* [Short task]:
Will you extract the entries word for word? Images should not appear in the copy.

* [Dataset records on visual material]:
------------------------------------------------------------
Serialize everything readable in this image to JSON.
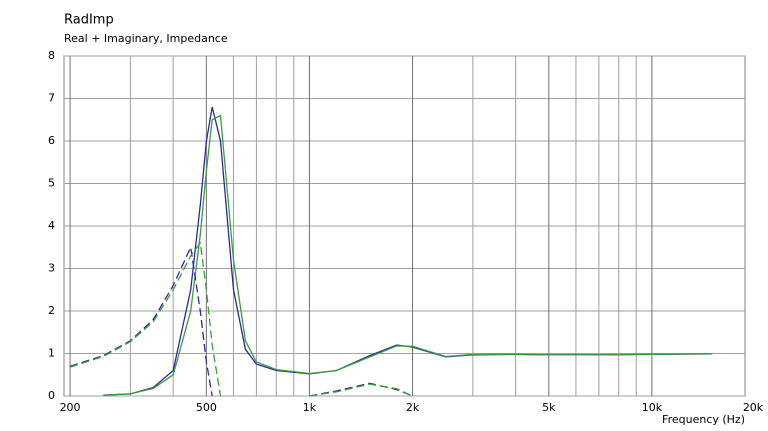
{
  "chart_data": {
    "type": "line",
    "title": "RadImp",
    "subtitle": "Real + Imaginary, Impedance",
    "x_label": "Frequency  (Hz)",
    "log_x": true,
    "grid": true,
    "x": [
      200,
      250,
      300,
      350,
      400,
      450,
      480,
      500,
      520,
      550,
      600,
      650,
      700,
      800,
      1000,
      1200,
      1500,
      1800,
      2000,
      2500,
      3000,
      4000,
      5000,
      7000,
      10000,
      15000
    ],
    "series": [
      {
        "color": "#2a2aa0",
        "dash": false,
        "values": [
          null,
          0.02,
          0.05,
          0.2,
          0.6,
          2.5,
          4.5,
          6.0,
          6.8,
          6.0,
          2.5,
          1.1,
          0.75,
          0.6,
          0.52,
          0.6,
          0.95,
          1.2,
          1.15,
          0.92,
          0.97,
          0.98,
          0.97,
          0.97,
          0.98,
          0.99
        ]
      },
      {
        "color": "#3c9c3c",
        "dash": false,
        "values": [
          null,
          0.02,
          0.05,
          0.18,
          0.5,
          2.0,
          3.8,
          5.3,
          6.5,
          6.6,
          3.2,
          1.3,
          0.8,
          0.62,
          0.53,
          0.6,
          0.92,
          1.18,
          1.17,
          0.93,
          0.98,
          0.98,
          0.97,
          0.97,
          0.98,
          0.99
        ]
      },
      {
        "color": "#2a2aa0",
        "dash": true,
        "values": [
          0.7,
          0.95,
          1.3,
          1.8,
          2.6,
          3.5,
          2.0,
          0.8,
          0.0,
          null,
          null,
          null,
          null,
          null,
          0.0,
          0.12,
          0.3,
          0.15,
          0.0,
          null,
          null,
          null,
          null,
          null,
          null,
          null
        ]
      },
      {
        "color": "#3c9c3c",
        "dash": true,
        "values": [
          0.68,
          0.93,
          1.28,
          1.75,
          2.5,
          3.3,
          3.6,
          2.5,
          1.2,
          0.0,
          null,
          null,
          null,
          null,
          0.0,
          0.1,
          0.28,
          0.17,
          0.0,
          null,
          null,
          null,
          null,
          null,
          null,
          null
        ]
      }
    ],
    "xlim": [
      192,
      18700
    ],
    "ylim": [
      0,
      8
    ],
    "xticks": [
      200,
      500,
      {
        "value": 1000,
        "label": "1k"
      },
      {
        "value": 2000,
        "label": "2k"
      },
      {
        "value": 5000,
        "label": "5k"
      },
      {
        "value": 10000,
        "label": "10k"
      },
      {
        "value": 20000,
        "label": "20k"
      }
    ],
    "xminor": [
      300,
      400,
      600,
      700,
      800,
      900,
      3000,
      4000,
      6000,
      7000,
      8000,
      9000
    ],
    "yticks": [
      0,
      1,
      2,
      3,
      4,
      5,
      6,
      7,
      8
    ]
  }
}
------------------------------------------------------------
* [Result for this exercise]:
Serialize everything readable in this image to JSON.
{
  "chart_data": {
    "type": "line",
    "title": "RadImp",
    "subtitle": "Real + Imaginary, Impedance",
    "x_label": "Frequency  (Hz)",
    "log_x": true,
    "grid": true,
    "x": [
      200,
      250,
      300,
      350,
      400,
      450,
      480,
      500,
      520,
      550,
      600,
      650,
      700,
      800,
      1000,
      1200,
      1500,
      1800,
      2000,
      2500,
      3000,
      4000,
      5000,
      7000,
      10000,
      15000
    ],
    "series": [
      {
        "color": "#2a2aa0",
        "dash": false,
        "values": [
          null,
          0.02,
          0.05,
          0.2,
          0.6,
          2.5,
          4.5,
          6.0,
          6.8,
          6.0,
          2.5,
          1.1,
          0.75,
          0.6,
          0.52,
          0.6,
          0.95,
          1.2,
          1.15,
          0.92,
          0.97,
          0.98,
          0.97,
          0.97,
          0.98,
          0.99
        ]
      },
      {
        "color": "#3c9c3c",
        "dash": false,
        "values": [
          null,
          0.02,
          0.05,
          0.18,
          0.5,
          2.0,
          3.8,
          5.3,
          6.5,
          6.6,
          3.2,
          1.3,
          0.8,
          0.62,
          0.53,
          0.6,
          0.92,
          1.18,
          1.17,
          0.93,
          0.98,
          0.98,
          0.97,
          0.97,
          0.98,
          0.99
        ]
      },
      {
        "color": "#2a2aa0",
        "dash": true,
        "values": [
          0.7,
          0.95,
          1.3,
          1.8,
          2.6,
          3.5,
          2.0,
          0.8,
          0.0,
          null,
          null,
          null,
          null,
          null,
          0.0,
          0.12,
          0.3,
          0.15,
          0.0,
          null,
          null,
          null,
          null,
          null,
          null,
          null
        ]
      },
      {
        "color": "#3c9c3c",
        "dash": true,
        "values": [
          0.68,
          0.93,
          1.28,
          1.75,
          2.5,
          3.3,
          3.6,
          2.5,
          1.2,
          0.0,
          null,
          null,
          null,
          null,
          0.0,
          0.1,
          0.28,
          0.17,
          0.0,
          null,
          null,
          null,
          null,
          null,
          null,
          null
        ]
      }
    ],
    "xlim": [
      192,
      18700
    ],
    "ylim": [
      0,
      8
    ],
    "xticks": [
      200,
      500,
      {
        "value": 1000,
        "label": "1k"
      },
      {
        "value": 2000,
        "label": "2k"
      },
      {
        "value": 5000,
        "label": "5k"
      },
      {
        "value": 10000,
        "label": "10k"
      },
      {
        "value": 20000,
        "label": "20k"
      }
    ],
    "xminor": [
      300,
      400,
      600,
      700,
      800,
      900,
      3000,
      4000,
      6000,
      7000,
      8000,
      9000
    ],
    "yticks": [
      0,
      1,
      2,
      3,
      4,
      5,
      6,
      7,
      8
    ]
  }
}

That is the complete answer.